*Short task*
Type out the data exactly as given. Skip any image.

*Entries taken from a collection*
>> begin

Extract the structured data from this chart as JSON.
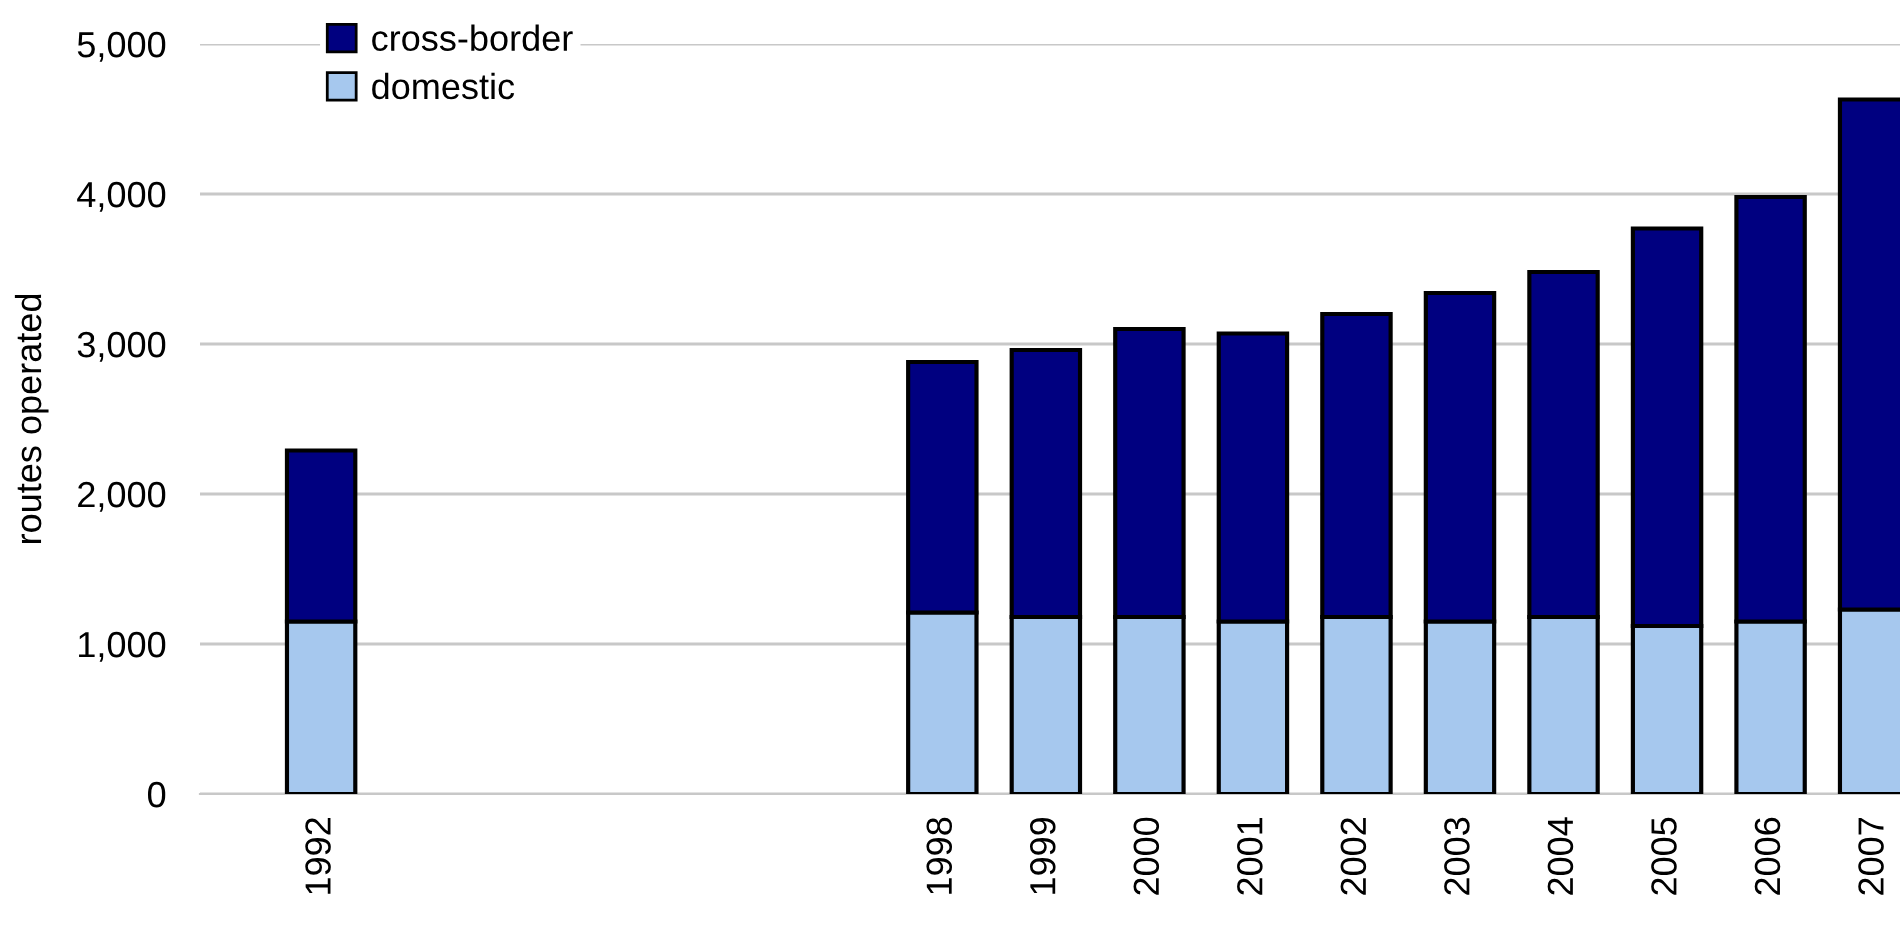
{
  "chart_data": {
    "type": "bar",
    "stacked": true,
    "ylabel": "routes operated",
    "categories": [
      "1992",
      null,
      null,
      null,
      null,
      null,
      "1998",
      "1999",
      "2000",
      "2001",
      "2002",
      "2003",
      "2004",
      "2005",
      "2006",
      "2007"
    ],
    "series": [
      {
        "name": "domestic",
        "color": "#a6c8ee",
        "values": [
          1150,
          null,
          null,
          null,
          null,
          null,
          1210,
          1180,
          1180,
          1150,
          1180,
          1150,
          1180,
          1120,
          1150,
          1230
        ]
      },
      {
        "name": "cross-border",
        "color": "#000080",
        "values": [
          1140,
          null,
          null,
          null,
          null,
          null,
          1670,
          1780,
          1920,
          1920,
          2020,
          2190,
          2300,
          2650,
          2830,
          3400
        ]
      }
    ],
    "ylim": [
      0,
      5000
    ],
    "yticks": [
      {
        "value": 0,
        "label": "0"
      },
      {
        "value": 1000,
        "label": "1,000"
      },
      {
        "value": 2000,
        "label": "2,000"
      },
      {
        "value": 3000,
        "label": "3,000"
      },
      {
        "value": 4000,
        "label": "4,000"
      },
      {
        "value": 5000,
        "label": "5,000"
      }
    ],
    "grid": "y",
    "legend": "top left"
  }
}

>> end

*Worked answer*
Extract the structured data from this chart as JSON.
{
  "chart_data": {
    "type": "bar",
    "stacked": true,
    "ylabel": "routes operated",
    "categories": [
      "1992",
      null,
      null,
      null,
      null,
      null,
      "1998",
      "1999",
      "2000",
      "2001",
      "2002",
      "2003",
      "2004",
      "2005",
      "2006",
      "2007"
    ],
    "series": [
      {
        "name": "domestic",
        "color": "#a6c8ee",
        "values": [
          1150,
          null,
          null,
          null,
          null,
          null,
          1210,
          1180,
          1180,
          1150,
          1180,
          1150,
          1180,
          1120,
          1150,
          1230
        ]
      },
      {
        "name": "cross-border",
        "color": "#000080",
        "values": [
          1140,
          null,
          null,
          null,
          null,
          null,
          1670,
          1780,
          1920,
          1920,
          2020,
          2190,
          2300,
          2650,
          2830,
          3400
        ]
      }
    ],
    "ylim": [
      0,
      5000
    ],
    "yticks": [
      {
        "value": 0,
        "label": "0"
      },
      {
        "value": 1000,
        "label": "1,000"
      },
      {
        "value": 2000,
        "label": "2,000"
      },
      {
        "value": 3000,
        "label": "3,000"
      },
      {
        "value": 4000,
        "label": "4,000"
      },
      {
        "value": 5000,
        "label": "5,000"
      }
    ],
    "grid": "y",
    "legend": "top left"
  }
}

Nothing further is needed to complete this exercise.